# TASK BRIEF
Locate every line below that contains the word "Precipitacao" and copy it.

# GIVEN INFORMATION
--- Begin ---

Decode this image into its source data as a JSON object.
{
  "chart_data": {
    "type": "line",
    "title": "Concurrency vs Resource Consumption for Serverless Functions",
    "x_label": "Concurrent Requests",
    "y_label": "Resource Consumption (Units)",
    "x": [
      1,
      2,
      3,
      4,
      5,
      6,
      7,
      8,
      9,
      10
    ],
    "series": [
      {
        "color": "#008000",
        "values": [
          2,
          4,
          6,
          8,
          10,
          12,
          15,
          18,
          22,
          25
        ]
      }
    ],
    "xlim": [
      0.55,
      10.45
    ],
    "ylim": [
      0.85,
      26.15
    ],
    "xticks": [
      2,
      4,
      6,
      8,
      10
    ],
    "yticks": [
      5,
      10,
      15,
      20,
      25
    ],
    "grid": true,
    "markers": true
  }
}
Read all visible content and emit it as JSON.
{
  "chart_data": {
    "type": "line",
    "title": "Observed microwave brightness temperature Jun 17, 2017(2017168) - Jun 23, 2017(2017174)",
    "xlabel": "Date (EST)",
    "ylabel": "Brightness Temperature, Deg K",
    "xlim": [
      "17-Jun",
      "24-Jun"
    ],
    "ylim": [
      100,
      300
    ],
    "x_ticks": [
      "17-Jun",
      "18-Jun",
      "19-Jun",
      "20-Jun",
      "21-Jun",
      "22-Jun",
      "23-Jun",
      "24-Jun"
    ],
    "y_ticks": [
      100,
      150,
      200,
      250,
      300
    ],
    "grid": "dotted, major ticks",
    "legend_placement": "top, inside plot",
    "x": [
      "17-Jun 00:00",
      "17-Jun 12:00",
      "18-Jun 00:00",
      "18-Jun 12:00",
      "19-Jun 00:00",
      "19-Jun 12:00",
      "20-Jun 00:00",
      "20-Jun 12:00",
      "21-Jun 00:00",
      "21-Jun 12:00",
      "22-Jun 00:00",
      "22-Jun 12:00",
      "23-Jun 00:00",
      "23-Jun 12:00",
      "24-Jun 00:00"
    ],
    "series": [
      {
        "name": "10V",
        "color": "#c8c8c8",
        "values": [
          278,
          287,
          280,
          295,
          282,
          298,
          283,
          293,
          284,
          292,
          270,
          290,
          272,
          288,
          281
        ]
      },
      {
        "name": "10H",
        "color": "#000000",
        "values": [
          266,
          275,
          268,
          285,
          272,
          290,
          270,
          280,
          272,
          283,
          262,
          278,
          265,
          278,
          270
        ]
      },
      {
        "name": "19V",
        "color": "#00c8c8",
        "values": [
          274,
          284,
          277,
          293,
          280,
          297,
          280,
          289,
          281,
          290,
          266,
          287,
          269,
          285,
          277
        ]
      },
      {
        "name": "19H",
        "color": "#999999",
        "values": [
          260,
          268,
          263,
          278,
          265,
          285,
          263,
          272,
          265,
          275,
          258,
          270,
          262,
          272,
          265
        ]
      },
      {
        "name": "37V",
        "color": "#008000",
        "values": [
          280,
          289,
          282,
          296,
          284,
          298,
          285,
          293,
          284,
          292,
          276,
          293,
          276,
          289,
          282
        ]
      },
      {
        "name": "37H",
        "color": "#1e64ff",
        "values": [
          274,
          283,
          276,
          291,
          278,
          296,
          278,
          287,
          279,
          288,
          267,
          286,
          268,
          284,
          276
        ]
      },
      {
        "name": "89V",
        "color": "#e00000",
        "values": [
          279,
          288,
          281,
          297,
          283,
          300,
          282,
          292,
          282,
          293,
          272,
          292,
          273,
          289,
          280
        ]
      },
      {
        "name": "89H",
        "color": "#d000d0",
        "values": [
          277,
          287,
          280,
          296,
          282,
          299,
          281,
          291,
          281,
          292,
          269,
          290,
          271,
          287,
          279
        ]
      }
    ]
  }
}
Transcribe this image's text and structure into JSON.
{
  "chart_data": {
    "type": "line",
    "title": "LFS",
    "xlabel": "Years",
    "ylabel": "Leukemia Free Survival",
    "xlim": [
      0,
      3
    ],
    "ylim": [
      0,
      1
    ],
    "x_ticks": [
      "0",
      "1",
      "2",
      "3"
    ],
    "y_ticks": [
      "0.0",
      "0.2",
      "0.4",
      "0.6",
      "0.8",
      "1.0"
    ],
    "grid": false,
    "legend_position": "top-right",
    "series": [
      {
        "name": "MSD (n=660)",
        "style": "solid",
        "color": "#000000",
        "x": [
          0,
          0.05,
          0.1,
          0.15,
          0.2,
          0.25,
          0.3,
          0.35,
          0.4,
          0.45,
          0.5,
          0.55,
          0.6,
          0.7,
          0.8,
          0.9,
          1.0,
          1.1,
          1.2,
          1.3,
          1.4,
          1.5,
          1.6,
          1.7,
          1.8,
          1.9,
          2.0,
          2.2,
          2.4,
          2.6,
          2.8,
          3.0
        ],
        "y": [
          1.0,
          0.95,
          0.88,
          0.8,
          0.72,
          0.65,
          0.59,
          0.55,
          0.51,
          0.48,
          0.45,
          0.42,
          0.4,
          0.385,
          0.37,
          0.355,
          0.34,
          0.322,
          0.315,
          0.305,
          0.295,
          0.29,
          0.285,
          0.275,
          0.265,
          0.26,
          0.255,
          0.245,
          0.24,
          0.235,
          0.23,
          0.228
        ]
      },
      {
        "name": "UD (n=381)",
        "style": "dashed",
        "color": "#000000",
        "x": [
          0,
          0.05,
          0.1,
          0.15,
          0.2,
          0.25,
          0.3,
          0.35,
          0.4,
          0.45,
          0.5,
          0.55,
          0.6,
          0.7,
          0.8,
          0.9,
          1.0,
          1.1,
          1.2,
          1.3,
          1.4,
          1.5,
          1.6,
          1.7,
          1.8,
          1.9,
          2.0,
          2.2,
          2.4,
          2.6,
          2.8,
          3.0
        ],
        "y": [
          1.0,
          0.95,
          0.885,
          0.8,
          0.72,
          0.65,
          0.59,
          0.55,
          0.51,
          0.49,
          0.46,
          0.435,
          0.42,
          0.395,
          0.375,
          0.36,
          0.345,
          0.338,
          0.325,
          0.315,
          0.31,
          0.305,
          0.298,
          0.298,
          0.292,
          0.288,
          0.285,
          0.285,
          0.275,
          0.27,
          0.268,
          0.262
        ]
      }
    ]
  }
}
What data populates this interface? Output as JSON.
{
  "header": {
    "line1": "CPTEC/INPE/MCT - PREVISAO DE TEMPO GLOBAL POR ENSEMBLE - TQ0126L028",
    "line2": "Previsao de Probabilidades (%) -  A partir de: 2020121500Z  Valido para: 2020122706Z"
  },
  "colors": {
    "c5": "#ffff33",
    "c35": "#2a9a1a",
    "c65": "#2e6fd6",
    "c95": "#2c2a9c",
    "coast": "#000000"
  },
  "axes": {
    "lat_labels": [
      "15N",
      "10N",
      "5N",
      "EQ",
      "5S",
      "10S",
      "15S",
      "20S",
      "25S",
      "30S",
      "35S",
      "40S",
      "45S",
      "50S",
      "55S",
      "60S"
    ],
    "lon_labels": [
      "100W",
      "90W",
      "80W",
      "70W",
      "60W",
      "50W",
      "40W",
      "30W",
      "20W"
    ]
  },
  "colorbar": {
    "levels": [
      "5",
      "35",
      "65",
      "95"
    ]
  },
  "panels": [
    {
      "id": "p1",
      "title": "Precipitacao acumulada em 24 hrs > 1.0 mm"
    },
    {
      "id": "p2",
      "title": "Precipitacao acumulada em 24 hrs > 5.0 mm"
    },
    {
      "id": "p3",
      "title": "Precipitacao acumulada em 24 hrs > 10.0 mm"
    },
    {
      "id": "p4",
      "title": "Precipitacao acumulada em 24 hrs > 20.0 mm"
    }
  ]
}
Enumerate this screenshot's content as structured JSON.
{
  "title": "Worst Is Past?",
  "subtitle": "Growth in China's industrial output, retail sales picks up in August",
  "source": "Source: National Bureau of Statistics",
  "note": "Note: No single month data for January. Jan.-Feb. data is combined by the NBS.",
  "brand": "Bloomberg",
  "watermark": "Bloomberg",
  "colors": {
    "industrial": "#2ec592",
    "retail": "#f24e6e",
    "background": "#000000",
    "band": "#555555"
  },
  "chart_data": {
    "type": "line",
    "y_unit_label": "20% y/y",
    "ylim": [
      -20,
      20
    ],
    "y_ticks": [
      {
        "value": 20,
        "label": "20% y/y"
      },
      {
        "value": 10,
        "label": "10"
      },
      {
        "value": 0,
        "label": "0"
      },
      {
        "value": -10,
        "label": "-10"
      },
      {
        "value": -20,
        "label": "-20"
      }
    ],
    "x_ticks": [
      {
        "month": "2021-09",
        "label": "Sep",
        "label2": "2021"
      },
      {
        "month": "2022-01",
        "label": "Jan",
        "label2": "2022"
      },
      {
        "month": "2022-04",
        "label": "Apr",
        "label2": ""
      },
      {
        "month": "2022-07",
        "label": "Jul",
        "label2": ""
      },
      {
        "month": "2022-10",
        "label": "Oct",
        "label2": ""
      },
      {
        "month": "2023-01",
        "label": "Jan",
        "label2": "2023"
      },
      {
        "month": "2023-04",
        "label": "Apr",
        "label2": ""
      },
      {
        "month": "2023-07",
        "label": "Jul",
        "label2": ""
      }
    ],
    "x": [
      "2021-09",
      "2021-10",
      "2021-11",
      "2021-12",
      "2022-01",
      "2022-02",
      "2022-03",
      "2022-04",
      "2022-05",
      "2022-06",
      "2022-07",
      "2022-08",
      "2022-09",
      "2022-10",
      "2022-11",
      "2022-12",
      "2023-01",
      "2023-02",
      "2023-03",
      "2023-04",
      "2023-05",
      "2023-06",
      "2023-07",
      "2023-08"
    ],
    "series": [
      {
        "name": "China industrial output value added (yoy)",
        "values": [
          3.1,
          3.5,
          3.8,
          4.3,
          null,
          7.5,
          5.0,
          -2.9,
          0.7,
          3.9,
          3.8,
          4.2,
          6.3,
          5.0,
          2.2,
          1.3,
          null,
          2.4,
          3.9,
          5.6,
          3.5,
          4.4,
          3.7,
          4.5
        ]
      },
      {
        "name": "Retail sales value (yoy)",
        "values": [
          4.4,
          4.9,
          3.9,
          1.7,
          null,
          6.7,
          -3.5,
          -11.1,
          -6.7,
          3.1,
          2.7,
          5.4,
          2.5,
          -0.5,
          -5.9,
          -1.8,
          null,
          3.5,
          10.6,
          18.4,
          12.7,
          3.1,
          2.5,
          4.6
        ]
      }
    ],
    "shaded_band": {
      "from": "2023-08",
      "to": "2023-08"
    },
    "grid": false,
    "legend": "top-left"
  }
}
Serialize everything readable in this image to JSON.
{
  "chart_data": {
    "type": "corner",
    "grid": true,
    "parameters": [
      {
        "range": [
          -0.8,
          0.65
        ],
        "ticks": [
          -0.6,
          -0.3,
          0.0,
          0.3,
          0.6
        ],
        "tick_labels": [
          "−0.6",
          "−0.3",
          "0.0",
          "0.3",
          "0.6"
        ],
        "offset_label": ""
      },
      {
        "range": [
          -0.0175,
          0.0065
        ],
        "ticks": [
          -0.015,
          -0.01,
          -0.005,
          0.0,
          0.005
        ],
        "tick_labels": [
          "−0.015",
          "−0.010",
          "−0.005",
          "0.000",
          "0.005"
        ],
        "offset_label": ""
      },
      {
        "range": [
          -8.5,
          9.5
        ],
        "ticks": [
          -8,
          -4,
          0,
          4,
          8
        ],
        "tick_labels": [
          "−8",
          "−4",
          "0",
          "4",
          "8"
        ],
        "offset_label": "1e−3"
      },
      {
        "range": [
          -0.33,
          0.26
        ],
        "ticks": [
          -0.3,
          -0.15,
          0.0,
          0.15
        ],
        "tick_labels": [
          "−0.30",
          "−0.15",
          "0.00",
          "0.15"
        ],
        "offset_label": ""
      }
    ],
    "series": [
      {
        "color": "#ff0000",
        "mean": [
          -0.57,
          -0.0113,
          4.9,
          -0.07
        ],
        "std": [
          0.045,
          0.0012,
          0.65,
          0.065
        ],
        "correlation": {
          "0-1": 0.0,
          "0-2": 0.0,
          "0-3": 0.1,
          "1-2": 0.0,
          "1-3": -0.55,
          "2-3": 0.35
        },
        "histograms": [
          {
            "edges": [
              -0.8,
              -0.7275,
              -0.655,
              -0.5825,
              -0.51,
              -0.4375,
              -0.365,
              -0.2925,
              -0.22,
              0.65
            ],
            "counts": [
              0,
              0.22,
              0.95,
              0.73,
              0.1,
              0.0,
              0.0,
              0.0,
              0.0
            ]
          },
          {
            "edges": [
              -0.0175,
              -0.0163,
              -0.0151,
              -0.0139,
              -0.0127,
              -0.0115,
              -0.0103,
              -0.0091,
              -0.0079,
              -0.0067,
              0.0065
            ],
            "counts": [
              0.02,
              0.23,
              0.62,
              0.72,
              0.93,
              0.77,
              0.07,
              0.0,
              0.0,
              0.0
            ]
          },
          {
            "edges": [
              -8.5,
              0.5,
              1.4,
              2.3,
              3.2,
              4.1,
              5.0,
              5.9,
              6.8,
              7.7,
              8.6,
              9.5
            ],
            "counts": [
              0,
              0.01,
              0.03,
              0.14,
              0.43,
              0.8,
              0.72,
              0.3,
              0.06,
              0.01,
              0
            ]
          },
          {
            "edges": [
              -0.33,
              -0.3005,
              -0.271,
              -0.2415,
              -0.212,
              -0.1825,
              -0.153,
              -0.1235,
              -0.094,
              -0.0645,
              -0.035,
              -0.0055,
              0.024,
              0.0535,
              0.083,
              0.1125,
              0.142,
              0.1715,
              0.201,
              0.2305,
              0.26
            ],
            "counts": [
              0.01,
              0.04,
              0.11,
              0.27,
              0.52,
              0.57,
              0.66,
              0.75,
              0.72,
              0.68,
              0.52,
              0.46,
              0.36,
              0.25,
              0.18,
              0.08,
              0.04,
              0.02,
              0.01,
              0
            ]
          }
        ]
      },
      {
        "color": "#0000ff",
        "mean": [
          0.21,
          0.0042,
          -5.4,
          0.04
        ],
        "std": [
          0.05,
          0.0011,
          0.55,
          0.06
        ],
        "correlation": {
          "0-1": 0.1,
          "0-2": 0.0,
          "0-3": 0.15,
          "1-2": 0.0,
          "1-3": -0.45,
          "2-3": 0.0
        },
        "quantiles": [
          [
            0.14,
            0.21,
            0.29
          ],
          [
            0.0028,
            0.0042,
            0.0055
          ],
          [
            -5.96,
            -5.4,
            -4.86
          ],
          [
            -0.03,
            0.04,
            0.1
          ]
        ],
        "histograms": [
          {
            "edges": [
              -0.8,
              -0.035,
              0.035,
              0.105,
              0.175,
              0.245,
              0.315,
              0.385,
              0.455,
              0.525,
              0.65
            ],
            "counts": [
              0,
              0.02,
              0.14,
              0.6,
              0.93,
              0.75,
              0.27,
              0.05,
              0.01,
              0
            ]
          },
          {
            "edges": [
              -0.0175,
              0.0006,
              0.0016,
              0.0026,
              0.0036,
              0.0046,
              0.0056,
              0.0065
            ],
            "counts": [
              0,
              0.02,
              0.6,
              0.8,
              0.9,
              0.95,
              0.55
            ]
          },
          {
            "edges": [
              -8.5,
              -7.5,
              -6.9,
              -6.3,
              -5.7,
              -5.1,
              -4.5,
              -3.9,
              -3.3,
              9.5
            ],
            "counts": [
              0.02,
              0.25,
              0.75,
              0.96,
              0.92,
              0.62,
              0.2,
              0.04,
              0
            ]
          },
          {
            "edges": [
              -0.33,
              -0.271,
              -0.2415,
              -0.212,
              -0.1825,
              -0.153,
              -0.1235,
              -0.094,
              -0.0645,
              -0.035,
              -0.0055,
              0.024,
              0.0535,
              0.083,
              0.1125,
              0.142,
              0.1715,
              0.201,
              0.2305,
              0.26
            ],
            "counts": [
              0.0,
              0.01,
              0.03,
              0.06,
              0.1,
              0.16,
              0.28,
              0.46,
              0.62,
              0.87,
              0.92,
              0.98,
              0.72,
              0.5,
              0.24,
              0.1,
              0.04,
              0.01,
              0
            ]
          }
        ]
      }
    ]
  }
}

--- End ---

# WRITTEN RESPONSE
      "title": "Precipitacao acumulada em 24 hrs > 1.0 mm"
      "title": "Precipitacao acumulada em 24 hrs > 5.0 mm"
      "title": "Precipitacao acumulada em 24 hrs > 10.0 mm"
      "title": "Precipitacao acumulada em 24 hrs > 20.0 mm"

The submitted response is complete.